* _Kutipan untuk Dibaca_:
╭──

Terserah vol.1: Part 1, Sinetron dan Proses Kreatif

Part 1 of Terserah vol.1

Ini akan akan berbeda dari seri Random Thoughts yang biasa, so please bare with me.
Sinetron, dan Proses Kreatif

 

Judul yang aneh, aku tahu itu. Selain itu, artikel yang ini akan sangat singkat, dan seperti seluruh isi blog ini, artikel ini akan sangat bias dan subjektif. Jadi... jangan dianggap serius.

"Sekali lagi, jangan dianggap serius."

    Sebagai klarifikasi, aku tidak begitu suka menonton sinetron, khususnya yang baru-baru ini. Dulu aku sempat mengikuti Tukang Bubur Naik Haji, Tukang Ojek Pengkolan, dan Dunia Terbalik. Tetapi setelah terjadi perubahan jadwal tayang untuk Dunia Terbalik, setelah itu TV juga sudah tidak di kamar sendiri, aku sudah tidak nonton sinetron lagi.

    Ada beberapa hal yang membuatku tidak suka sinetron. Sinetron sudah di asosiasikan dengan "kualitas yang menurun", dan itu terkesan benar. Awal-awal masa produksi Tukang Bubur Naik Haji adalah awal yang bagus, tetapi semakin kesini semakin ngelantur, bahkan setelah sang protagonis meninggal.

    Ada juga beberapa sinetron yang memang memiliki quality bar yang rendah dari awal. Seperti Anak Jalanan, lalu ada juga Ganteng-Ganteng Seriala(seriously?), Anak Langit(Anak Jalanan The Ripoff), dan Azab(idk about this one)! Plot? Aku kebingungan dengan sinetron-sinetron di atas, aku tidak tahu kalau ada plot. Pengajaran? Beberapa yang ada disini sudah menimbulkan kontroversi dan pernah di laporkan ke KPI.

╰──

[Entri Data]
╭──

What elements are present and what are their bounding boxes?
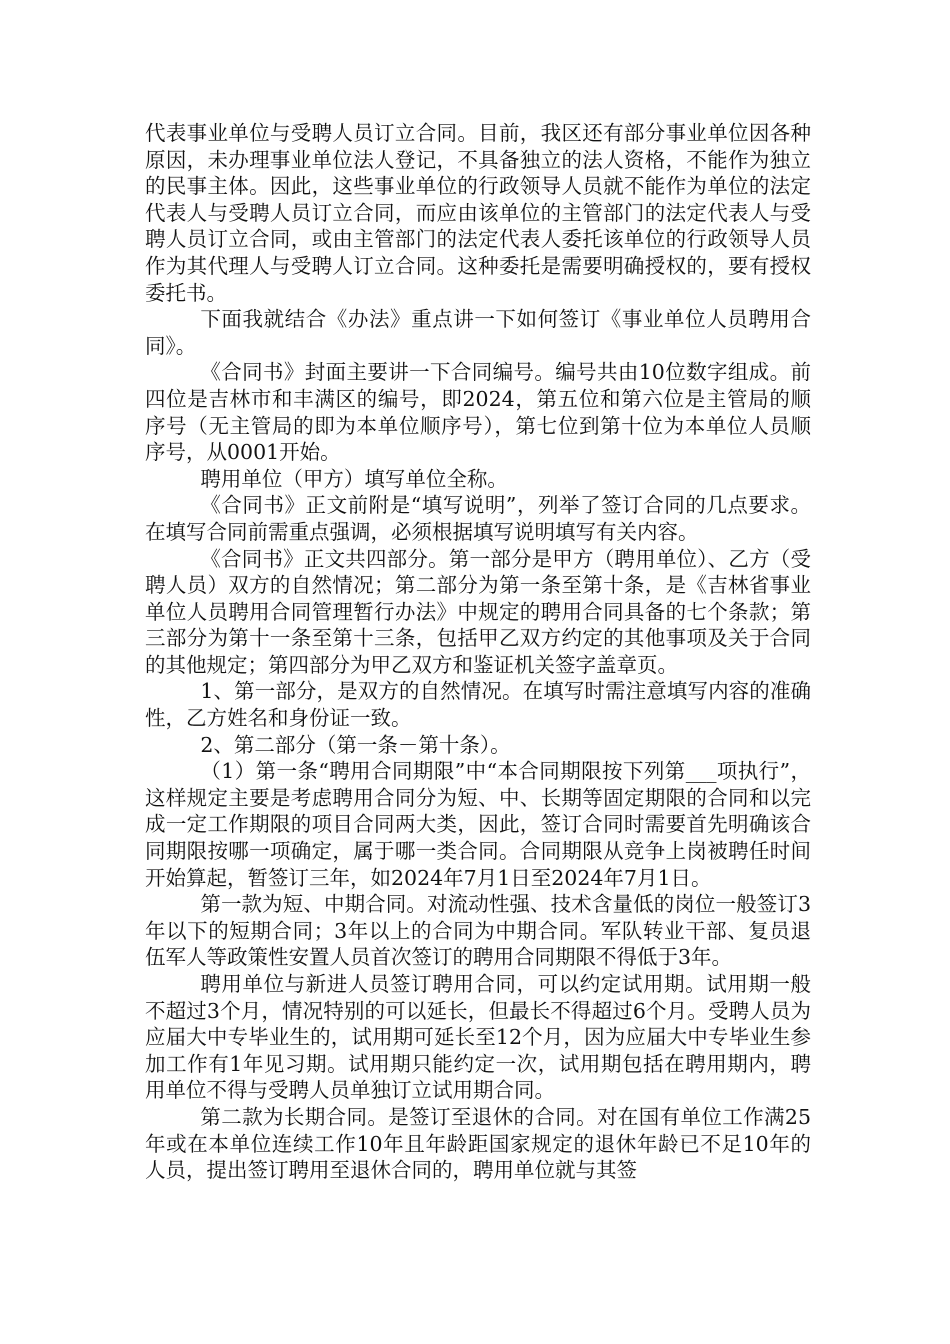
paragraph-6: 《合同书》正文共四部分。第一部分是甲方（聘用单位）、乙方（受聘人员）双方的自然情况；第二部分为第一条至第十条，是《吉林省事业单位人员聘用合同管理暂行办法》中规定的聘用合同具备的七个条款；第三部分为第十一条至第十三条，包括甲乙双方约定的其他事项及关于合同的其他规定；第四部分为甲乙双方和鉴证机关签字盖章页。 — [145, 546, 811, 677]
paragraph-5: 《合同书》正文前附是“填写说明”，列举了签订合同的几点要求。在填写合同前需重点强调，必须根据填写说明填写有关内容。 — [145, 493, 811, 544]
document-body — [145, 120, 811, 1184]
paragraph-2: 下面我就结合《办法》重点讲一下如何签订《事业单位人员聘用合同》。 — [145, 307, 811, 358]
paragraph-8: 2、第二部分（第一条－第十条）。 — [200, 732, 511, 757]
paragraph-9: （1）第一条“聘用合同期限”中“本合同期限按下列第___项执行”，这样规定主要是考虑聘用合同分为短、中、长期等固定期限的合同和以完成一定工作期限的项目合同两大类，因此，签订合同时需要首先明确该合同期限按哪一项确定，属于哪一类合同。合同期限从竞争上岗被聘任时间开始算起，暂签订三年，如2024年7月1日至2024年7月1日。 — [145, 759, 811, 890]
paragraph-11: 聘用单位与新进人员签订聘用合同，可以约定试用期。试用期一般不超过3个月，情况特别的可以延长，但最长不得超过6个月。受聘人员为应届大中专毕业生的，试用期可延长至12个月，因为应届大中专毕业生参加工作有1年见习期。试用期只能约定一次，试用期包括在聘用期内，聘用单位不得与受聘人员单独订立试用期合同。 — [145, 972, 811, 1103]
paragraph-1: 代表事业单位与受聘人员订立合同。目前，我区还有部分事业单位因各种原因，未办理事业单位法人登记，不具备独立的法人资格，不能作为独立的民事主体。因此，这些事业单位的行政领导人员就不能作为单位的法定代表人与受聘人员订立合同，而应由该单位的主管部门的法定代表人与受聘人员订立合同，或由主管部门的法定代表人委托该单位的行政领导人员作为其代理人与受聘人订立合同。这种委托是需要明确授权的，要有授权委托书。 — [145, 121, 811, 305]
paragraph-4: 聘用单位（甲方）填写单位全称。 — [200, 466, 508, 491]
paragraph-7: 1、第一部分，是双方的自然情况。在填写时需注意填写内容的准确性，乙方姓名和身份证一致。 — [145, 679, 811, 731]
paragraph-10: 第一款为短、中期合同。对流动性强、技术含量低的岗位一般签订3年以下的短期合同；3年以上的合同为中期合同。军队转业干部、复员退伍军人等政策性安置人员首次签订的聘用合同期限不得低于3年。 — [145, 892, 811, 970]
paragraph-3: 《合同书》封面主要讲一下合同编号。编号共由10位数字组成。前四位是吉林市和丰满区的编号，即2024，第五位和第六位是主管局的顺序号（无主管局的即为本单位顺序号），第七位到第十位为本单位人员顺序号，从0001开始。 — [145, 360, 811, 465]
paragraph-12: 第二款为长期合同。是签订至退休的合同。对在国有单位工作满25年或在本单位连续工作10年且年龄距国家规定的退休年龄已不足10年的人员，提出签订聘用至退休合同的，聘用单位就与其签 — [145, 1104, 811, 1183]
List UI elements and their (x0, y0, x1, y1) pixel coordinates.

╰──
╭──

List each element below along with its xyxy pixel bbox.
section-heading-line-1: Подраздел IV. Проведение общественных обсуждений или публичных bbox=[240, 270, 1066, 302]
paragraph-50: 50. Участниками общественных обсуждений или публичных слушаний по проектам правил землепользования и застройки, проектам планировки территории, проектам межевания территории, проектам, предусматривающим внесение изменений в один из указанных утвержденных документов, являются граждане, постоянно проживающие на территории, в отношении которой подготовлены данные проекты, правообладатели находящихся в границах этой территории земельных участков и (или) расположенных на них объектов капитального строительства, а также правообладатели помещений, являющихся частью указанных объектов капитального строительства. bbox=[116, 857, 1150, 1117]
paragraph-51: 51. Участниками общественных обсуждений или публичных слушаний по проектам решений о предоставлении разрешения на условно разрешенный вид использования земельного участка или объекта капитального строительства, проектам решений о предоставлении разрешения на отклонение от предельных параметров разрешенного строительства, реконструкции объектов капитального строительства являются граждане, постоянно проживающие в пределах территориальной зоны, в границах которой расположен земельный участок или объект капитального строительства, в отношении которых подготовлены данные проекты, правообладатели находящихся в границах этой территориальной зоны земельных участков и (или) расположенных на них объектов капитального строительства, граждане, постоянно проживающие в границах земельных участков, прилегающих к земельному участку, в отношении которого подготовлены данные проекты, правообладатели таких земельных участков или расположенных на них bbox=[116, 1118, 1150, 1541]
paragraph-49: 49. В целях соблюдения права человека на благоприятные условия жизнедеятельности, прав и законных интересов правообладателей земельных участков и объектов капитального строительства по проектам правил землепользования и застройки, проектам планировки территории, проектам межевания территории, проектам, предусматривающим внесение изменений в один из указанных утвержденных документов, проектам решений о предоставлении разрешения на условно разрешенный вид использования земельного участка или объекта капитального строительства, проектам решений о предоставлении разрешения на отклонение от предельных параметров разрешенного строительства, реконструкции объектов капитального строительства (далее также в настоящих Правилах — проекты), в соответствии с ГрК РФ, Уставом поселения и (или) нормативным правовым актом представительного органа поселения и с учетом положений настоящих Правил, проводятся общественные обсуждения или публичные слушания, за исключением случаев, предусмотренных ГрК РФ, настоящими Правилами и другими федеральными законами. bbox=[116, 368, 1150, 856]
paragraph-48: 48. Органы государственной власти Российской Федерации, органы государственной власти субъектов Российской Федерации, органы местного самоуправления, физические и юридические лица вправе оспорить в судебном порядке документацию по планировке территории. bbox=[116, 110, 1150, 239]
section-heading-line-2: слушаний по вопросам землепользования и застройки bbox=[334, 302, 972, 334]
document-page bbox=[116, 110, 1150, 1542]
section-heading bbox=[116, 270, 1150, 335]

╰──

* _Ketentuan Tugas_: Menurut kutipan tentang sinetron di atas, sinetron apa saja yang dulu sempat diikuti oleh penulisnya?

* _Jawaban yang Diharapkan_: Tukang Bubur Naik Haji, Tukang Ojek Pengkolan, dan Dunia Terbalik.